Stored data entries
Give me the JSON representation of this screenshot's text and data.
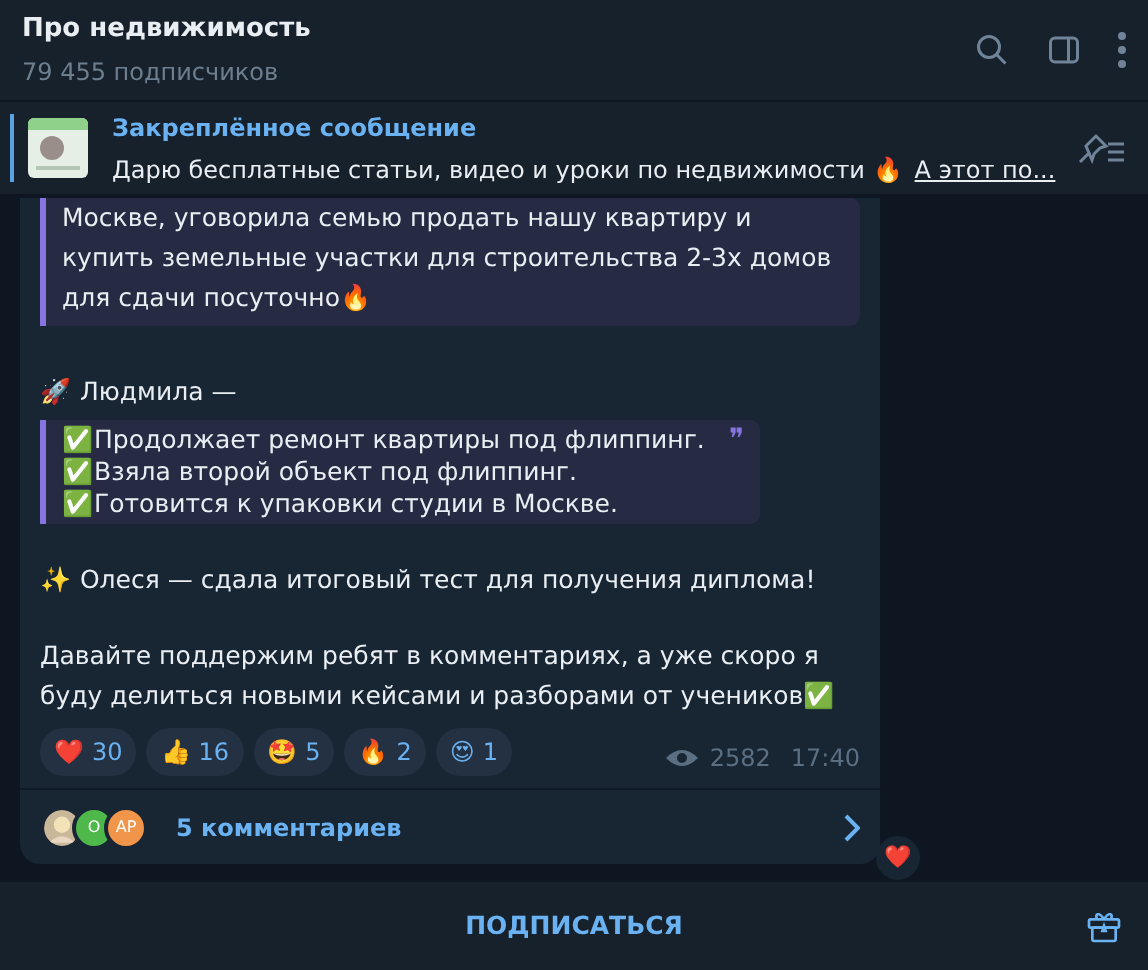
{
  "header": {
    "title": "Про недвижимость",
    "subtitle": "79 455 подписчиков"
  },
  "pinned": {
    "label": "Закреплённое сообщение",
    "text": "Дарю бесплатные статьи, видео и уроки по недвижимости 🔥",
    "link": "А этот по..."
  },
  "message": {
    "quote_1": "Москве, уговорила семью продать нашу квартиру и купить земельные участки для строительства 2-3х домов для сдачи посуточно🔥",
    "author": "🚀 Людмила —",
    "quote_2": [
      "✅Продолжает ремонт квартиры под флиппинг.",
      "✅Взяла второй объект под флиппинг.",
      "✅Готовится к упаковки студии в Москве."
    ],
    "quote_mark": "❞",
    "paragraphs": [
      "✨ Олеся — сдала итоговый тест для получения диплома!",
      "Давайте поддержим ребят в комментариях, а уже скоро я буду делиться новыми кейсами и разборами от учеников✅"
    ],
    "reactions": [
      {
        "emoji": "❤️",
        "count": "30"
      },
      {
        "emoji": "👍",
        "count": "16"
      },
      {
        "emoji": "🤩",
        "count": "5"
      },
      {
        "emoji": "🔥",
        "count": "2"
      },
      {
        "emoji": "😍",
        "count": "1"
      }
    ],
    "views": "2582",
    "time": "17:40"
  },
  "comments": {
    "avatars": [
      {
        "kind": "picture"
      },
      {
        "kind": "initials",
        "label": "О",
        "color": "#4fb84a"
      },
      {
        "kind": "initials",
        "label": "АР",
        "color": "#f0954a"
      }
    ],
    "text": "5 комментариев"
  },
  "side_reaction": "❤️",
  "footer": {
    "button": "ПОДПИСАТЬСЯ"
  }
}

==

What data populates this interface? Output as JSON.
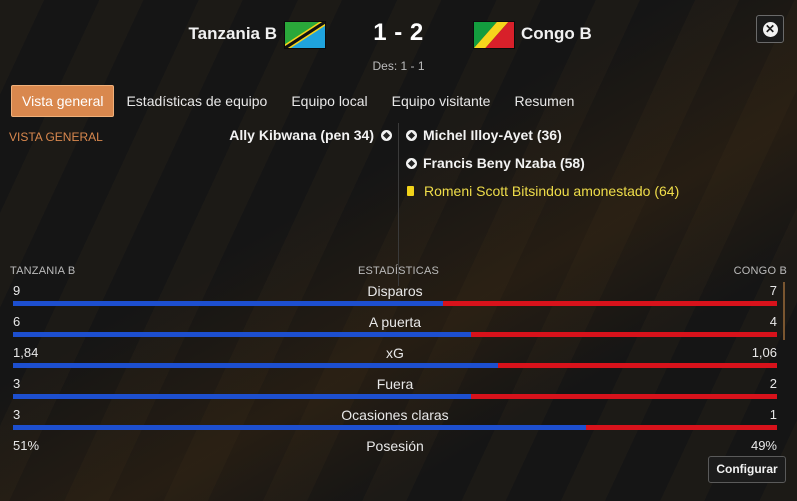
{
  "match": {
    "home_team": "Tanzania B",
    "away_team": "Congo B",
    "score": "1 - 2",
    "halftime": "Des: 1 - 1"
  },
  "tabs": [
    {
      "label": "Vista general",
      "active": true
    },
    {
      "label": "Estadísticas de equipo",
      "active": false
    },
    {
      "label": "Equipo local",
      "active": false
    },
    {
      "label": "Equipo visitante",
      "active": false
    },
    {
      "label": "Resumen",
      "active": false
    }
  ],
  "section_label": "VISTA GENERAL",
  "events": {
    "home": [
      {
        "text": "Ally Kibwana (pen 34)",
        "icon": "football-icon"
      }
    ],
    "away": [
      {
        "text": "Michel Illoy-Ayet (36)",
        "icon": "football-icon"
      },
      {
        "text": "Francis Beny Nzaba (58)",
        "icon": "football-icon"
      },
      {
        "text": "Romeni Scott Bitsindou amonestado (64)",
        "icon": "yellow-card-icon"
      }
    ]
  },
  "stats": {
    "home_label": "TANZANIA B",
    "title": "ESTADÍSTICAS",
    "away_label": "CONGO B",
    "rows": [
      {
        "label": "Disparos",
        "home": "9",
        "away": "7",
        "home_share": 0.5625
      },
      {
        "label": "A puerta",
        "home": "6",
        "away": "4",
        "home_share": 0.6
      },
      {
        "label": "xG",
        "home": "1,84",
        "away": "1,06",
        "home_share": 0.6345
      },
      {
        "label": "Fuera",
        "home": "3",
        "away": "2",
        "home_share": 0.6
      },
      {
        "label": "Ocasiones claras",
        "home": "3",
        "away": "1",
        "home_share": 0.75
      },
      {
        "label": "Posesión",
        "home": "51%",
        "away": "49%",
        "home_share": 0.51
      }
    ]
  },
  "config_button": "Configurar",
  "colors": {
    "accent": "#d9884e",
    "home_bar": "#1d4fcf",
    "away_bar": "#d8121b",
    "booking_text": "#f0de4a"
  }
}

---

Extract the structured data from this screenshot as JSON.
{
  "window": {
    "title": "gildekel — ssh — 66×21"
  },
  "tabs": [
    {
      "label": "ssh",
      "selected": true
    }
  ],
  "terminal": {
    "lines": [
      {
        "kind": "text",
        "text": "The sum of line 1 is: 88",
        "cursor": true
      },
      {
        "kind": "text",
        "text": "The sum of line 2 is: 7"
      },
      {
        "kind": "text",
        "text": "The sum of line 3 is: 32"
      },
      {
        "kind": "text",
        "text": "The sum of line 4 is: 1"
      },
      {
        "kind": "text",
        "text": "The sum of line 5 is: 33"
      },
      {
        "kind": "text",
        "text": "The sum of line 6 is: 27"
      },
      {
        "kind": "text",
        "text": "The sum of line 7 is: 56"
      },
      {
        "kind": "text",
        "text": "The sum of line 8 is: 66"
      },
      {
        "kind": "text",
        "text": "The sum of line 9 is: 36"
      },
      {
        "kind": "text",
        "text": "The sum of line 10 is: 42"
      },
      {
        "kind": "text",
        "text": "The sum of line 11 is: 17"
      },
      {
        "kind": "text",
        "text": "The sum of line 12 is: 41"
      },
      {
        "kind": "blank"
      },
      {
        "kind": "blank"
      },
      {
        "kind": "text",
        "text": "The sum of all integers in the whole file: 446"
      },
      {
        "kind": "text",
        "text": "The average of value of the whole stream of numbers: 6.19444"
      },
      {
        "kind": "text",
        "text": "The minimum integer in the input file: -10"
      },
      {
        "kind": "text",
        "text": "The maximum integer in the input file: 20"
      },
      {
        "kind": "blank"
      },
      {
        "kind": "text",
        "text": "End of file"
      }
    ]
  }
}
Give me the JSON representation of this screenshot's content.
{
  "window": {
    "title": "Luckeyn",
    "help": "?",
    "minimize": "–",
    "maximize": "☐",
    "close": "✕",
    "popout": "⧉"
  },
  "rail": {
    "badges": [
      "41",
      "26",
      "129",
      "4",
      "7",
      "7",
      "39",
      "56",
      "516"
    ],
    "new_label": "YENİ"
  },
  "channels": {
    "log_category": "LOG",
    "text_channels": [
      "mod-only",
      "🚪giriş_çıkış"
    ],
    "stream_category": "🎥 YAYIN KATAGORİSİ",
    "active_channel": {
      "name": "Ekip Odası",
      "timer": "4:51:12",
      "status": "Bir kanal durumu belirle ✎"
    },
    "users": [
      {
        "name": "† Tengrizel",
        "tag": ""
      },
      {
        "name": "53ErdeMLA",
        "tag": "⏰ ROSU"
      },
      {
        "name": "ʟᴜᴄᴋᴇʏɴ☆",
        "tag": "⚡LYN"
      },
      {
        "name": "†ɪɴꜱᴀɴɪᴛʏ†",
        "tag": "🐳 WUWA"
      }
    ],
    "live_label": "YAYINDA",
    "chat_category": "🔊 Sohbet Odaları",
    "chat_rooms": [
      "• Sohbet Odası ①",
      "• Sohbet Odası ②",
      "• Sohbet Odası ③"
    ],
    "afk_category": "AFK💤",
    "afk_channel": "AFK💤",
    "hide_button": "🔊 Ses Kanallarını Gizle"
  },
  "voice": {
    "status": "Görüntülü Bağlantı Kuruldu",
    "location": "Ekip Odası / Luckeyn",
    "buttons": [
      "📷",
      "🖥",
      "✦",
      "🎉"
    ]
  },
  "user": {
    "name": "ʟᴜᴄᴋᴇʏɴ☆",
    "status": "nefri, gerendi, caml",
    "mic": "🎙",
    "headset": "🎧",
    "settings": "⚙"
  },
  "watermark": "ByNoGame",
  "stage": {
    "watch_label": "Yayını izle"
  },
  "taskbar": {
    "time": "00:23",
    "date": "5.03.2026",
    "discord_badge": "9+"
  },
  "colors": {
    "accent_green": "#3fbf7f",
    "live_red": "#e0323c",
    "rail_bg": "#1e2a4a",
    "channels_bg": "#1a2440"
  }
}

Directions — Each line that has the word "this" counts once. How many such lines are in the data? Give the number alone.

The reply — 4